> [Task goal]: Of all the lines in the material, how many include the word "year"? Reply with the number alone.

> [Information given]:
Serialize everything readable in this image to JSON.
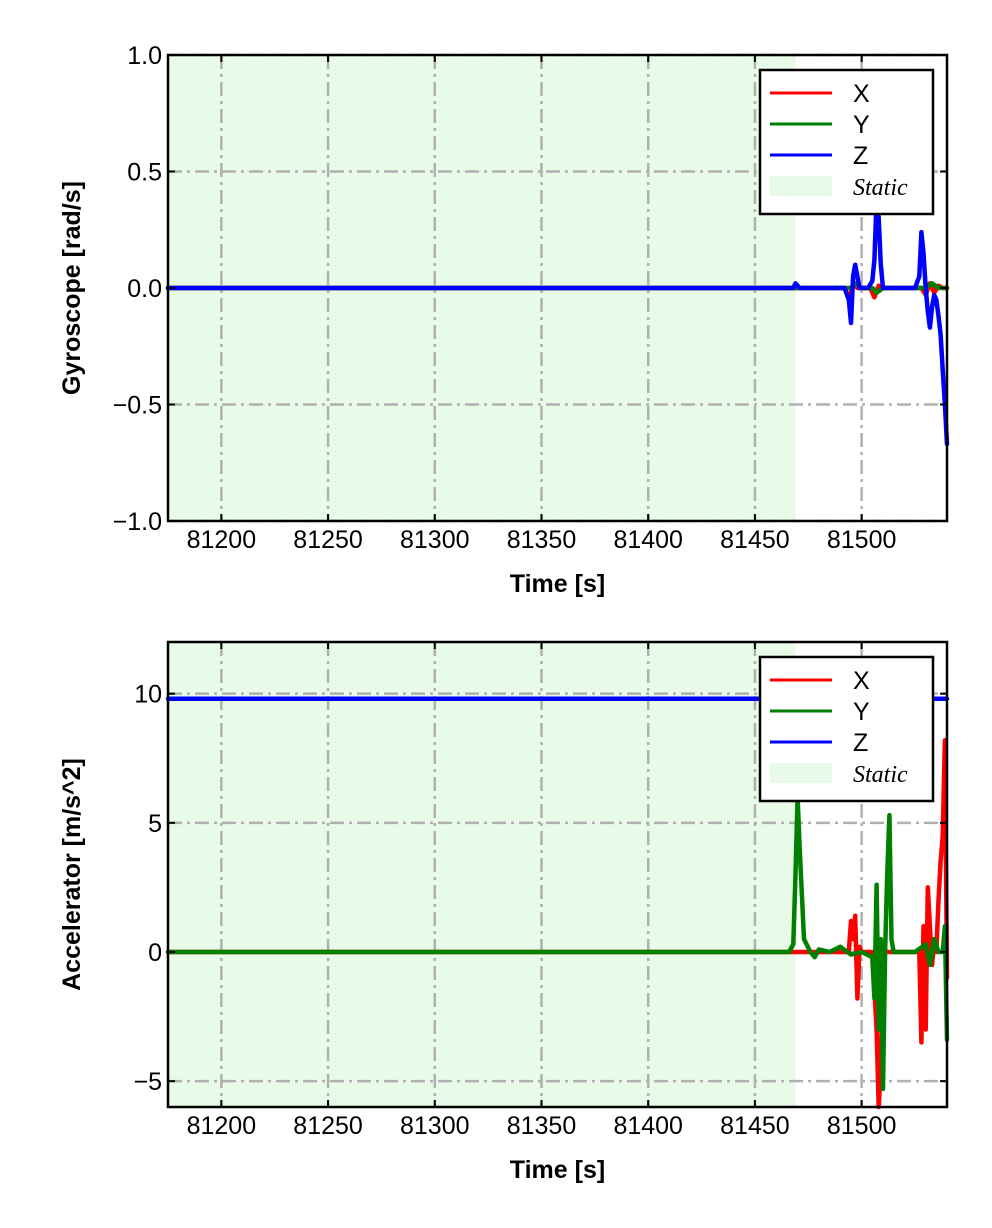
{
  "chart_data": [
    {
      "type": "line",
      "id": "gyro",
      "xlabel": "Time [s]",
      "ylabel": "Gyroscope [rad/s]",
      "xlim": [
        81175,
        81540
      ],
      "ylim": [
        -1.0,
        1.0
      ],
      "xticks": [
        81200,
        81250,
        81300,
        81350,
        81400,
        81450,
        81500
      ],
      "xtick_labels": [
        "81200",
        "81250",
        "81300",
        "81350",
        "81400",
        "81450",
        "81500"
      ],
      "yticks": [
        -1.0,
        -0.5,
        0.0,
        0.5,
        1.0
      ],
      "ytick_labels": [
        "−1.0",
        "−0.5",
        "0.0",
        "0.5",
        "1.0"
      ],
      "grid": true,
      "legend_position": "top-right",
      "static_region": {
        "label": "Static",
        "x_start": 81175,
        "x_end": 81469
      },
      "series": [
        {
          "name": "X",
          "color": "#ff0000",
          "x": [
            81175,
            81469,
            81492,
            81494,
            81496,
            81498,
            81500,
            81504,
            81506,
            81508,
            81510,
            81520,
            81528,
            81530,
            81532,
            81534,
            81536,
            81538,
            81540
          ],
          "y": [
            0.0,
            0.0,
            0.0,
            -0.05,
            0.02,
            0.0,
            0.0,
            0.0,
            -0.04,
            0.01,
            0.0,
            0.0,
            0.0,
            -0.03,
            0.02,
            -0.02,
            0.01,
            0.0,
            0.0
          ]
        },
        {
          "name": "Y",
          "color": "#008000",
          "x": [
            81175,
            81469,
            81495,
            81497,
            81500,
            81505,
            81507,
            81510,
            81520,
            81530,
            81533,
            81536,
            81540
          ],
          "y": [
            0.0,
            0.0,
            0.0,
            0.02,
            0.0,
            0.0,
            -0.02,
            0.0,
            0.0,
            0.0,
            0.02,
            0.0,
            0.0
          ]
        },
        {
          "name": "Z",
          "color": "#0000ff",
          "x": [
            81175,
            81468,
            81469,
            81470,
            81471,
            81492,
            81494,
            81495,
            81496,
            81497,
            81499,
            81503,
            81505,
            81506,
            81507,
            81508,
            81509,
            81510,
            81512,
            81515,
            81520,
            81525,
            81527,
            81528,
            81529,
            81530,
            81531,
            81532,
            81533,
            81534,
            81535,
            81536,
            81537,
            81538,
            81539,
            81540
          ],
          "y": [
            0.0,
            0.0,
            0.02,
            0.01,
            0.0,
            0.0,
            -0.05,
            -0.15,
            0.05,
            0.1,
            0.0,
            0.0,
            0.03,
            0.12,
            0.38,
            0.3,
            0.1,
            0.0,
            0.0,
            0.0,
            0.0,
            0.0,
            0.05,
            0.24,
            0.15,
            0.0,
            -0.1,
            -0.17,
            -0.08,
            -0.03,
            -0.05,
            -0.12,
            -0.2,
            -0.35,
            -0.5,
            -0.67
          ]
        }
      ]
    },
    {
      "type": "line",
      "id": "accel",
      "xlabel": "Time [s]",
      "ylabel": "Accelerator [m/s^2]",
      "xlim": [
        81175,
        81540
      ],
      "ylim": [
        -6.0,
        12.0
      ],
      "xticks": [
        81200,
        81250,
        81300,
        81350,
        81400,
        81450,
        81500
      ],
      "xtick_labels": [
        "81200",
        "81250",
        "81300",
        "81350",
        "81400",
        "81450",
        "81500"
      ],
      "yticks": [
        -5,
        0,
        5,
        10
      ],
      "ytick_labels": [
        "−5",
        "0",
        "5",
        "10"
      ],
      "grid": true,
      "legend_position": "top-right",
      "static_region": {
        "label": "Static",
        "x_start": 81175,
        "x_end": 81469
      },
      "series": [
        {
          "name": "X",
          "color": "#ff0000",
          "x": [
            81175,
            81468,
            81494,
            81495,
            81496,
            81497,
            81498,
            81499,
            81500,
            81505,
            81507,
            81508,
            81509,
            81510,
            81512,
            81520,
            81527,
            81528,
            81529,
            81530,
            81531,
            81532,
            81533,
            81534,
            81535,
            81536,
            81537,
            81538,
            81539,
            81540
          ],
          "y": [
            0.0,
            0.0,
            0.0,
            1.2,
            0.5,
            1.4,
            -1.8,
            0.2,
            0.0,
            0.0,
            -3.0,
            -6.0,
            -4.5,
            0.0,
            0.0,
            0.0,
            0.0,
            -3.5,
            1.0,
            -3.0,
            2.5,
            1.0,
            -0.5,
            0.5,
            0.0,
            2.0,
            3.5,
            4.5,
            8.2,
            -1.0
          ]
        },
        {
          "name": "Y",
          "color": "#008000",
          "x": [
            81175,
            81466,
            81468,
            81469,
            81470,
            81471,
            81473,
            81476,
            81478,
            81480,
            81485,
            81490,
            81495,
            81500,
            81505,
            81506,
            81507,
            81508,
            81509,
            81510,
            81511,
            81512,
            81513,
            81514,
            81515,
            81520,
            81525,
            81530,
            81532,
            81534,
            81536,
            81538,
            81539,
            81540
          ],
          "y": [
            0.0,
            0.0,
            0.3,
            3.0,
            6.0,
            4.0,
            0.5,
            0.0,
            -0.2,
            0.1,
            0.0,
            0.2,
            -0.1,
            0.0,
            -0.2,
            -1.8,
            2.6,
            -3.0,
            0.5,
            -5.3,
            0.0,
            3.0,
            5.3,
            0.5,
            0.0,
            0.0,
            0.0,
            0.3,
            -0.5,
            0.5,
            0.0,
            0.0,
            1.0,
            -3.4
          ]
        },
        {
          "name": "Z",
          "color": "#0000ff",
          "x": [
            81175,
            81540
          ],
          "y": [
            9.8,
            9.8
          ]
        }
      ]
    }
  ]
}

---

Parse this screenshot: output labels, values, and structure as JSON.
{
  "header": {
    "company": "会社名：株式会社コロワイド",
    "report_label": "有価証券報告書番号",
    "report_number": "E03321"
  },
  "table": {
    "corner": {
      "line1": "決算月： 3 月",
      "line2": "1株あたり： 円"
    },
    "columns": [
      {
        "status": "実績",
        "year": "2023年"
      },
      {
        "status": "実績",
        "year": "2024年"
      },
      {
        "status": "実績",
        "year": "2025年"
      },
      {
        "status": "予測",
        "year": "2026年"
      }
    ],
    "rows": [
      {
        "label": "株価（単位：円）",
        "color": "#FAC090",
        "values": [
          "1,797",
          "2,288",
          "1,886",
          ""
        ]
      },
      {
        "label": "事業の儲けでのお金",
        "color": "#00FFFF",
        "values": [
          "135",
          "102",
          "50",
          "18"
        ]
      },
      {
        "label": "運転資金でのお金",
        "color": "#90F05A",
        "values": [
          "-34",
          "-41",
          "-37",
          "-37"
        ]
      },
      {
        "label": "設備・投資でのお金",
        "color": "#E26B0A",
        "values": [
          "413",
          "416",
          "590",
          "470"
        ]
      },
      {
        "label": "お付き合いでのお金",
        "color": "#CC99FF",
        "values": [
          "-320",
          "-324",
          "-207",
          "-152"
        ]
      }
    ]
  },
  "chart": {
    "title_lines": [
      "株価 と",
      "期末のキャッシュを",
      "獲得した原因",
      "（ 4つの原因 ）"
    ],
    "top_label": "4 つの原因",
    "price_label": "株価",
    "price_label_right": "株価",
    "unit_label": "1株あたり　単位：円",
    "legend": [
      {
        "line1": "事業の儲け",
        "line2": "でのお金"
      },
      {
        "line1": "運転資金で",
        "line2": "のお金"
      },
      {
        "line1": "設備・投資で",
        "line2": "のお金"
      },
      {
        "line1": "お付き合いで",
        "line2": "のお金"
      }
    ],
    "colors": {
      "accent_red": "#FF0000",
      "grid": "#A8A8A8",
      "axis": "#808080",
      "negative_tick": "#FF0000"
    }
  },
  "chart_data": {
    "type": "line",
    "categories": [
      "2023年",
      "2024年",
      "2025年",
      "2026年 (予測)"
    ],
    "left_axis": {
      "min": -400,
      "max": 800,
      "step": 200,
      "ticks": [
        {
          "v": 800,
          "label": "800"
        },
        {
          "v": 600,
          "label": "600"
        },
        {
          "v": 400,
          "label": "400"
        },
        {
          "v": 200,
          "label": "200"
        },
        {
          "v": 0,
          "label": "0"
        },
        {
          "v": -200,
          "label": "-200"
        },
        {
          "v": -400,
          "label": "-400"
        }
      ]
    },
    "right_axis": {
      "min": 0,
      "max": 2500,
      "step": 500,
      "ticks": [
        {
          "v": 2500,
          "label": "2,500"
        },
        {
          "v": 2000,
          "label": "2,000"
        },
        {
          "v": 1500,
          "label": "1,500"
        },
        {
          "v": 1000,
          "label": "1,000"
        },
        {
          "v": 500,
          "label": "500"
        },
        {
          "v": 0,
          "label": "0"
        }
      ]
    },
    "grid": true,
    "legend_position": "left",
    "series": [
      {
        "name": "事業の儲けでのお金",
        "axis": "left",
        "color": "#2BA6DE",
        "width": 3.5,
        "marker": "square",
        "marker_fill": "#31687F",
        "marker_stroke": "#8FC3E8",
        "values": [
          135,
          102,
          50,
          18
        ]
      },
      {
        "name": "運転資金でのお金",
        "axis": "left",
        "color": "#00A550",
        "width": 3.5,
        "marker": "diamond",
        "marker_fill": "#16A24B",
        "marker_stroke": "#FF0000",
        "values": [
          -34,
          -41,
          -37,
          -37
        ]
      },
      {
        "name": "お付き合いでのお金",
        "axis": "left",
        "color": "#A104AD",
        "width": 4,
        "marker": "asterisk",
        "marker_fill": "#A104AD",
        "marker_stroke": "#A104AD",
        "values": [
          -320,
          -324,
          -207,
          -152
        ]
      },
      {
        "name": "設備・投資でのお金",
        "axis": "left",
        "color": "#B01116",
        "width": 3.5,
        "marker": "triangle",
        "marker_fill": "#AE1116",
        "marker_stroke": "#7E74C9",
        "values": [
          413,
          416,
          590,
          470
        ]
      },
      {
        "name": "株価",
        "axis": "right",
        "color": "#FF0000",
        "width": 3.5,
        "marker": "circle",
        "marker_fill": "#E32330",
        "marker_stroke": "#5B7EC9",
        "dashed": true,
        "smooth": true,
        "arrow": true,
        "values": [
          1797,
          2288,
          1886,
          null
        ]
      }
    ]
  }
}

> [Written answer]: 4